* Stated problem
Compile every line that includes the word "content".

———

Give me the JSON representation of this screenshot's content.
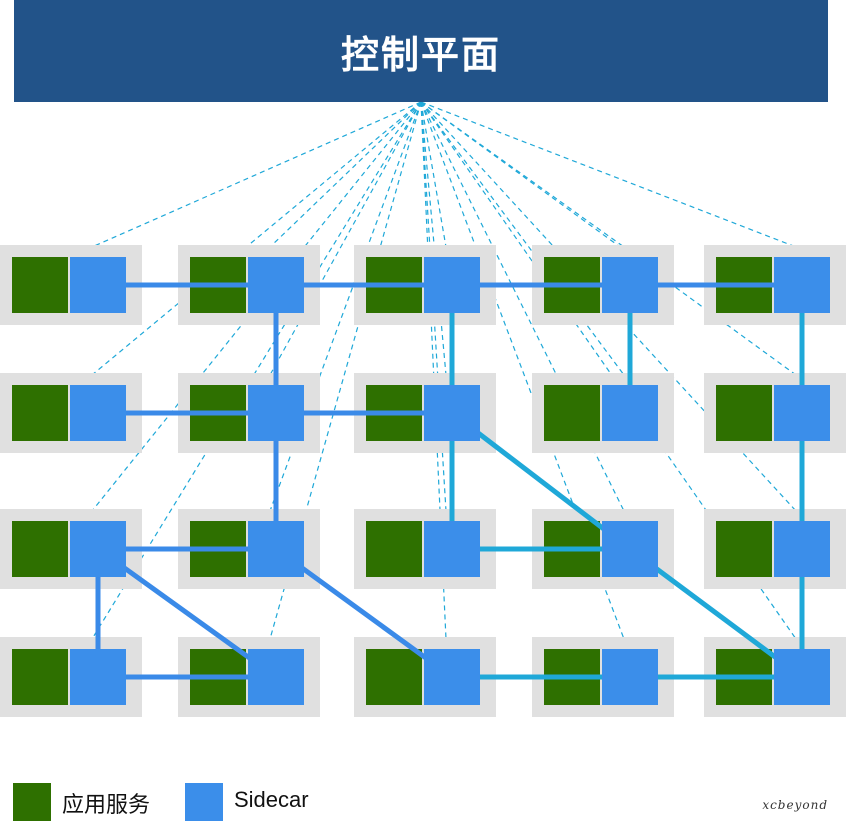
{
  "control_plane": {
    "label": "控制平面"
  },
  "colors": {
    "control_plane": "#225389",
    "app_service": "#2e7000",
    "sidecar": "#3b8eea",
    "node_bg": "#e0e0e0",
    "dark_link": "#3a8ae8",
    "teal_link": "#1fa8d8",
    "control_link": "#1fa8d8"
  },
  "grid": {
    "rows": 4,
    "cols": 5
  },
  "links": [
    {
      "from": [
        0,
        0
      ],
      "to": [
        0,
        1
      ],
      "style": "dark"
    },
    {
      "from": [
        0,
        1
      ],
      "to": [
        0,
        2
      ],
      "style": "dark"
    },
    {
      "from": [
        0,
        2
      ],
      "to": [
        0,
        3
      ],
      "style": "dark"
    },
    {
      "from": [
        0,
        3
      ],
      "to": [
        0,
        4
      ],
      "style": "dark"
    },
    {
      "from": [
        0,
        1
      ],
      "to": [
        1,
        1
      ],
      "style": "dark"
    },
    {
      "from": [
        0,
        2
      ],
      "to": [
        1,
        2
      ],
      "style": "teal"
    },
    {
      "from": [
        0,
        3
      ],
      "to": [
        1,
        3
      ],
      "style": "teal"
    },
    {
      "from": [
        0,
        4
      ],
      "to": [
        1,
        4
      ],
      "style": "teal"
    },
    {
      "from": [
        1,
        0
      ],
      "to": [
        1,
        1
      ],
      "style": "dark"
    },
    {
      "from": [
        1,
        1
      ],
      "to": [
        1,
        2
      ],
      "style": "dark"
    },
    {
      "from": [
        1,
        1
      ],
      "to": [
        2,
        1
      ],
      "style": "dark"
    },
    {
      "from": [
        1,
        2
      ],
      "to": [
        2,
        2
      ],
      "style": "teal"
    },
    {
      "from": [
        1,
        2
      ],
      "to": [
        2,
        3
      ],
      "style": "teal"
    },
    {
      "from": [
        1,
        4
      ],
      "to": [
        2,
        4
      ],
      "style": "teal"
    },
    {
      "from": [
        2,
        0
      ],
      "to": [
        2,
        1
      ],
      "style": "dark"
    },
    {
      "from": [
        2,
        2
      ],
      "to": [
        2,
        3
      ],
      "style": "teal"
    },
    {
      "from": [
        2,
        0
      ],
      "to": [
        3,
        0
      ],
      "style": "dark"
    },
    {
      "from": [
        2,
        0
      ],
      "to": [
        3,
        1
      ],
      "style": "dark"
    },
    {
      "from": [
        2,
        1
      ],
      "to": [
        3,
        2
      ],
      "style": "dark"
    },
    {
      "from": [
        2,
        3
      ],
      "to": [
        3,
        4
      ],
      "style": "teal"
    },
    {
      "from": [
        2,
        4
      ],
      "to": [
        3,
        4
      ],
      "style": "teal"
    },
    {
      "from": [
        3,
        0
      ],
      "to": [
        3,
        1
      ],
      "style": "dark"
    },
    {
      "from": [
        3,
        2
      ],
      "to": [
        3,
        3
      ],
      "style": "teal"
    },
    {
      "from": [
        3,
        3
      ],
      "to": [
        3,
        4
      ],
      "style": "teal"
    }
  ],
  "legend": {
    "app_label": "应用服务",
    "sidecar_label": "Sidecar"
  },
  "watermark": "xcbeyond"
}
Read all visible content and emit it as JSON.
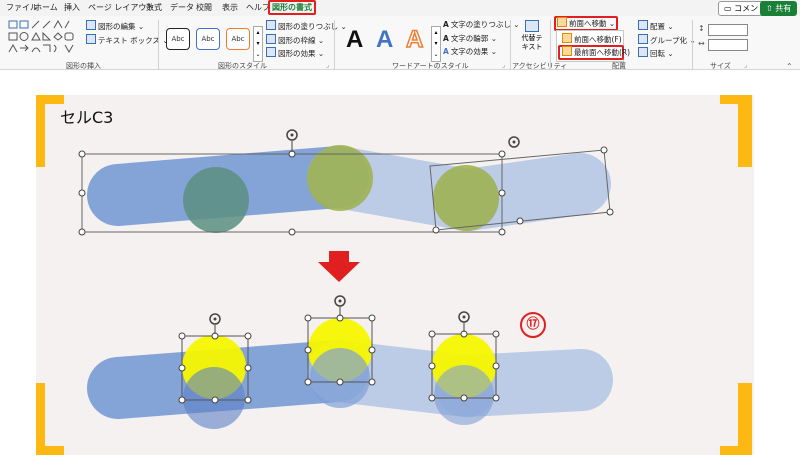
{
  "menu": {
    "items": [
      "ファイル",
      "ホーム",
      "挿入",
      "ページ レイアウト",
      "数式",
      "データ",
      "校閲",
      "表示",
      "ヘルプ"
    ],
    "active_tab": "図形の書式",
    "comment_button": "コメント",
    "share_button": "共有"
  },
  "ribbon": {
    "insert_shapes": {
      "edit_shape": "図形の編集",
      "text_box": "テキスト ボックス",
      "label": "図形の挿入"
    },
    "shape_styles": {
      "sample_text": "Abc",
      "fill": "図形の塗りつぶし",
      "outline": "図形の枠線",
      "effects": "図形の効果",
      "label": "図形のスタイル"
    },
    "wordart": {
      "letter": "A",
      "text_fill": "文字の塗りつぶし",
      "text_outline": "文字の輪郭",
      "text_effects": "文字の効果",
      "label": "ワードアートのスタイル"
    },
    "accessibility": {
      "alt_text_line1": "代替テ",
      "alt_text_line2": "キスト",
      "label": "アクセシビリティ"
    },
    "arrange": {
      "bring_forward": "前面へ移動",
      "bring_forward_item": "前面へ移動(F)",
      "bring_to_front_item": "最前面へ移動(R)",
      "align": "配置",
      "group": "グループ化",
      "rotate": "回転",
      "label": "配置"
    },
    "size": {
      "label": "サイズ"
    }
  },
  "sheet": {
    "cell_label": "セルC3",
    "step_number": "⑰"
  },
  "colors": {
    "accent_green": "#1a7f37",
    "highlight_red": "#e02020",
    "frame_orange": "#fdb912",
    "band_blue": "#7f9fd6",
    "circle_olive": "#9eb24a",
    "circle_yellow": "#f7f700"
  },
  "icons": [
    "rotate-handle-icon",
    "down-arrow-icon",
    "bring-forward-icon",
    "bring-to-front-icon",
    "alt-text-icon"
  ]
}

———

* Task output
Give me the JSON representation of this screenshot's content.
Read all visible content and emit it as JSON.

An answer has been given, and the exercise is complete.